Records provided

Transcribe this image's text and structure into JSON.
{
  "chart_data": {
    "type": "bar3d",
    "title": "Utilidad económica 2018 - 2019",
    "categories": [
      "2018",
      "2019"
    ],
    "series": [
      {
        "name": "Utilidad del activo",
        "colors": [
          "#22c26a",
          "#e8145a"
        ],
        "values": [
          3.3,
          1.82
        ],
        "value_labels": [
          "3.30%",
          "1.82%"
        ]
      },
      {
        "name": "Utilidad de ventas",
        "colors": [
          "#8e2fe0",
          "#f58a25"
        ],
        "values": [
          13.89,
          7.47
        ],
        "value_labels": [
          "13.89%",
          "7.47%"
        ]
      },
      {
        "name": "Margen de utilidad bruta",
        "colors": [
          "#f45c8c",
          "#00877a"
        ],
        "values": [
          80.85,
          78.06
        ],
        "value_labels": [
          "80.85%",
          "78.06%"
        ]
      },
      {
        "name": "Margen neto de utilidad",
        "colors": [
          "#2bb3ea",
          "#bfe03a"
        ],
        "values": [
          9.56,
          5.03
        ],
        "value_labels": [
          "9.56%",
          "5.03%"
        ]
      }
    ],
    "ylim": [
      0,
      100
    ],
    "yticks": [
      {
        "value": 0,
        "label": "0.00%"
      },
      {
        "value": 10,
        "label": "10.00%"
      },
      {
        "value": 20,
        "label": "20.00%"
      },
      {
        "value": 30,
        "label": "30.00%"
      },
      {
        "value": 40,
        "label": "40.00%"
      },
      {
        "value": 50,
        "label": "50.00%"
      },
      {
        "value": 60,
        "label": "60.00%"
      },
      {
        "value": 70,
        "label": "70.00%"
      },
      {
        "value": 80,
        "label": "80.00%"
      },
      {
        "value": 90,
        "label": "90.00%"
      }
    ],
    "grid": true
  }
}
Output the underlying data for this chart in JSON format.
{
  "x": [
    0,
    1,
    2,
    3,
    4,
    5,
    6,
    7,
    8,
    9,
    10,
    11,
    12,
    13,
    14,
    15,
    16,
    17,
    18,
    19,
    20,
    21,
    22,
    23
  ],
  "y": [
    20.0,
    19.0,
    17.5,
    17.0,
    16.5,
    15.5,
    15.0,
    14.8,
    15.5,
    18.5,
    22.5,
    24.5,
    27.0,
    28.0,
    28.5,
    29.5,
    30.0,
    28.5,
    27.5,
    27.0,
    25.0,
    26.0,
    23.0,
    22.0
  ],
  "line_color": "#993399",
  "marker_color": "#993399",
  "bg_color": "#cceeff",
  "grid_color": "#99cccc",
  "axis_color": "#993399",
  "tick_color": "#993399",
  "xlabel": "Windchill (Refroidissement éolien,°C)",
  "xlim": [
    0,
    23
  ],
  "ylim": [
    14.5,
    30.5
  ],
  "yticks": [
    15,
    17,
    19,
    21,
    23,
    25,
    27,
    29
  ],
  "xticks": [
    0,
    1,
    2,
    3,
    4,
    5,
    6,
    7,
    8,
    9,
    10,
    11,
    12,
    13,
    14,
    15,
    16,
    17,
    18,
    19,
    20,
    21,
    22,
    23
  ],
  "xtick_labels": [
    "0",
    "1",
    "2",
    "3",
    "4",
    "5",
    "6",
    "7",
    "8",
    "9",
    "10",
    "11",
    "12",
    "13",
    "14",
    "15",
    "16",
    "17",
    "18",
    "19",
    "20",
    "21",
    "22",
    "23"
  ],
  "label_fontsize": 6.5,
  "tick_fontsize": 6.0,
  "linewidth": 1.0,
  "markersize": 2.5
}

Task prompt
Send back every record, precisely as written.

Answer for this exercise
Transcribe this image's text and structure into JSON.
{
  "chart_data": {
    "type": "bar3d",
    "title": "Utilidad económica 2018 - 2019",
    "categories": [
      "2018",
      "2019"
    ],
    "series": [
      {
        "name": "Utilidad del activo",
        "colors": [
          "#22c26a",
          "#e8145a"
        ],
        "values": [
          3.3,
          1.82
        ],
        "value_labels": [
          "3.30%",
          "1.82%"
        ]
      },
      {
        "name": "Utilidad de ventas",
        "colors": [
          "#8e2fe0",
          "#f58a25"
        ],
        "values": [
          13.89,
          7.47
        ],
        "value_labels": [
          "13.89%",
          "7.47%"
        ]
      },
      {
        "name": "Margen de utilidad bruta",
        "colors": [
          "#f45c8c",
          "#00877a"
        ],
        "values": [
          80.85,
          78.06
        ],
        "value_labels": [
          "80.85%",
          "78.06%"
        ]
      },
      {
        "name": "Margen neto de utilidad",
        "colors": [
          "#2bb3ea",
          "#bfe03a"
        ],
        "values": [
          9.56,
          5.03
        ],
        "value_labels": [
          "9.56%",
          "5.03%"
        ]
      }
    ],
    "ylim": [
      0,
      100
    ],
    "yticks": [
      {
        "value": 0,
        "label": "0.00%"
      },
      {
        "value": 10,
        "label": "10.00%"
      },
      {
        "value": 20,
        "label": "20.00%"
      },
      {
        "value": 30,
        "label": "30.00%"
      },
      {
        "value": 40,
        "label": "40.00%"
      },
      {
        "value": 50,
        "label": "50.00%"
      },
      {
        "value": 60,
        "label": "60.00%"
      },
      {
        "value": 70,
        "label": "70.00%"
      },
      {
        "value": 80,
        "label": "80.00%"
      },
      {
        "value": 90,
        "label": "90.00%"
      }
    ],
    "grid": true
  }
}
Output the underlying data for this chart in JSON format.
{
  "x": [
    0,
    1,
    2,
    3,
    4,
    5,
    6,
    7,
    8,
    9,
    10,
    11,
    12,
    13,
    14,
    15,
    16,
    17,
    18,
    19,
    20,
    21,
    22,
    23
  ],
  "y": [
    20.0,
    19.0,
    17.5,
    17.0,
    16.5,
    15.5,
    15.0,
    14.8,
    15.5,
    18.5,
    22.5,
    24.5,
    27.0,
    28.0,
    28.5,
    29.5,
    30.0,
    28.5,
    27.5,
    27.0,
    25.0,
    26.0,
    23.0,
    22.0
  ],
  "line_color": "#993399",
  "marker_color": "#993399",
  "bg_color": "#cceeff",
  "grid_color": "#99cccc",
  "axis_color": "#993399",
  "tick_color": "#993399",
  "xlabel": "Windchill (Refroidissement éolien,°C)",
  "xlim": [
    0,
    23
  ],
  "ylim": [
    14.5,
    30.5
  ],
  "yticks": [
    15,
    17,
    19,
    21,
    23,
    25,
    27,
    29
  ],
  "xticks": [
    0,
    1,
    2,
    3,
    4,
    5,
    6,
    7,
    8,
    9,
    10,
    11,
    12,
    13,
    14,
    15,
    16,
    17,
    18,
    19,
    20,
    21,
    22,
    23
  ],
  "xtick_labels": [
    "0",
    "1",
    "2",
    "3",
    "4",
    "5",
    "6",
    "7",
    "8",
    "9",
    "10",
    "11",
    "12",
    "13",
    "14",
    "15",
    "16",
    "17",
    "18",
    "19",
    "20",
    "21",
    "22",
    "23"
  ],
  "label_fontsize": 6.5,
  "tick_fontsize": 6.0,
  "linewidth": 1.0,
  "markersize": 2.5
}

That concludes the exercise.